▶ _Task to carry out_:
Beginning at the line that contains "Read out every word on this page.", transcribe the remaining lines of the listing exactly; include the final line and omit everything before.

▶ _Entries_:
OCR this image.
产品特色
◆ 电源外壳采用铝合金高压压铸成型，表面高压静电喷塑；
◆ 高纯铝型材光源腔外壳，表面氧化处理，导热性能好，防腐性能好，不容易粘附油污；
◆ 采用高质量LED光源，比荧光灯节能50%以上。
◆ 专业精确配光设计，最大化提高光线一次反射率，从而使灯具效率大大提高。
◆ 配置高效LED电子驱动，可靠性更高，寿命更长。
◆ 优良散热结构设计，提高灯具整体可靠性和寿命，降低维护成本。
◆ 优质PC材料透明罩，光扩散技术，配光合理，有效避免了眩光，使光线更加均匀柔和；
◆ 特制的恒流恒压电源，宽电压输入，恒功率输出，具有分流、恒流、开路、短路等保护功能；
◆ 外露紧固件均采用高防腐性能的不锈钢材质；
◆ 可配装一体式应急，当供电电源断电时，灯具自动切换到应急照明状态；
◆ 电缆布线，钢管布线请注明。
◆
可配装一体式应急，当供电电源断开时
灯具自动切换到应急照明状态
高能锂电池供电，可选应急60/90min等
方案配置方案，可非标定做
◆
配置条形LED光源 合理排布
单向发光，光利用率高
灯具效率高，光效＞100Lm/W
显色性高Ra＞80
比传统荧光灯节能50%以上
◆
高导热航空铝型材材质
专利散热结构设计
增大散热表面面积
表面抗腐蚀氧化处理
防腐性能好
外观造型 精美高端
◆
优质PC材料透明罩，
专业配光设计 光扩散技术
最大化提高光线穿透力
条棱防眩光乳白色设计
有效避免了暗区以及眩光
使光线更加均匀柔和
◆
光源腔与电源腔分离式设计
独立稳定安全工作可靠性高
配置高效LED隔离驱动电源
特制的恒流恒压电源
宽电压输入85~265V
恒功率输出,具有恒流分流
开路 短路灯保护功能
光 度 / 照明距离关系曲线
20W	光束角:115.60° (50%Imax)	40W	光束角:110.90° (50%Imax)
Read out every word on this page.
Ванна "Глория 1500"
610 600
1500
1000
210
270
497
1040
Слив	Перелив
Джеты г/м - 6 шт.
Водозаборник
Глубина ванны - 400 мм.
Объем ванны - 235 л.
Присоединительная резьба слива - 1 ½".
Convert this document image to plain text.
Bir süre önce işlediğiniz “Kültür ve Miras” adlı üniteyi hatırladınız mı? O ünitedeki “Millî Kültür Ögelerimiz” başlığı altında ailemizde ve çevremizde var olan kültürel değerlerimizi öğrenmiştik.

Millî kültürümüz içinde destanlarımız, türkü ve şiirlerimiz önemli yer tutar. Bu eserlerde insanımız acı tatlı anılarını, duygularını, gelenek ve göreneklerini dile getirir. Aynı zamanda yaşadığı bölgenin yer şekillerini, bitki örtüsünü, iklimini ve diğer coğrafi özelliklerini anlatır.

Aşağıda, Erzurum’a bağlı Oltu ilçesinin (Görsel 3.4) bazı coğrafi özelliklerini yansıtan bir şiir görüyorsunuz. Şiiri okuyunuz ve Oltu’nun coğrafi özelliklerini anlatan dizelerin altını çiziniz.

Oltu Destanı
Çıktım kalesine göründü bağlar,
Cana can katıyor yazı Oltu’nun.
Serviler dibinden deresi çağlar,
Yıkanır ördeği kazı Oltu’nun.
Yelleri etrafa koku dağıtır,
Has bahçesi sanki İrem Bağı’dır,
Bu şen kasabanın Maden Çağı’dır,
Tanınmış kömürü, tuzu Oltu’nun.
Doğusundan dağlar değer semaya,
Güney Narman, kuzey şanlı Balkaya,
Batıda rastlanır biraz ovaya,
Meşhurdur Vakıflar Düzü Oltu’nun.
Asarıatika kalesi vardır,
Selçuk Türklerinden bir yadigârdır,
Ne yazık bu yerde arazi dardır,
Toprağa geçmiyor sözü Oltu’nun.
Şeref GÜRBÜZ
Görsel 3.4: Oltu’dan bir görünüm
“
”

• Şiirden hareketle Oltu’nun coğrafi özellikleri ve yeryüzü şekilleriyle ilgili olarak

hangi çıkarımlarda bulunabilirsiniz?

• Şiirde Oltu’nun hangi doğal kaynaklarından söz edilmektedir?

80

▶ _Expected answer_:
Read out every word on this page.
Ванна "Глория 1500"
610 600
1500
1000
210
270
497
1040
Слив	Перелив
Джеты г/м - 6 шт.
Водозаборник
Глубина ванны - 400 мм.
Объем ванны - 235 л.
Присоединительная резьба слива - 1 ½".
Convert this document image to plain text.
Bir süre önce işlediğiniz “Kültür ve Miras” adlı üniteyi hatırladınız mı? O ünitedeki “Millî Kültür Ögelerimiz” başlığı altında ailemizde ve çevremizde var olan kültürel değerlerimizi öğrenmiştik.

Millî kültürümüz içinde destanlarımız, türkü ve şiirlerimiz önemli yer tutar. Bu eserlerde insanımız acı tatlı anılarını, duygularını, gelenek ve göreneklerini dile getirir. Aynı zamanda yaşadığı bölgenin yer şekillerini, bitki örtüsünü, iklimini ve diğer coğrafi özelliklerini anlatır.

Aşağıda, Erzurum’a bağlı Oltu ilçesinin (Görsel 3.4) bazı coğrafi özelliklerini yansıtan bir şiir görüyorsunuz. Şiiri okuyunuz ve Oltu’nun coğrafi özelliklerini anlatan dizelerin altını çiziniz.

Oltu Destanı
Çıktım kalesine göründü bağlar,
Cana can katıyor yazı Oltu’nun.
Serviler dibinden deresi çağlar,
Yıkanır ördeği kazı Oltu’nun.
Yelleri etrafa koku dağıtır,
Has bahçesi sanki İrem Bağı’dır,
Bu şen kasabanın Maden Çağı’dır,
Tanınmış kömürü, tuzu Oltu’nun.
Doğusundan dağlar değer semaya,
Güney Narman, kuzey şanlı Balkaya,
Batıda rastlanır biraz ovaya,
Meşhurdur Vakıflar Düzü Oltu’nun.
Asarıatika kalesi vardır,
Selçuk Türklerinden bir yadigârdır,
Ne yazık bu yerde arazi dardır,
Toprağa geçmiyor sözü Oltu’nun.
Şeref GÜRBÜZ
Görsel 3.4: Oltu’dan bir görünüm
“
”

• Şiirden hareketle Oltu’nun coğrafi özellikleri ve yeryüzü şekilleriyle ilgili olarak

hangi çıkarımlarda bulunabilirsiniz?

• Şiirde Oltu’nun hangi doğal kaynaklarından söz edilmektedir?

80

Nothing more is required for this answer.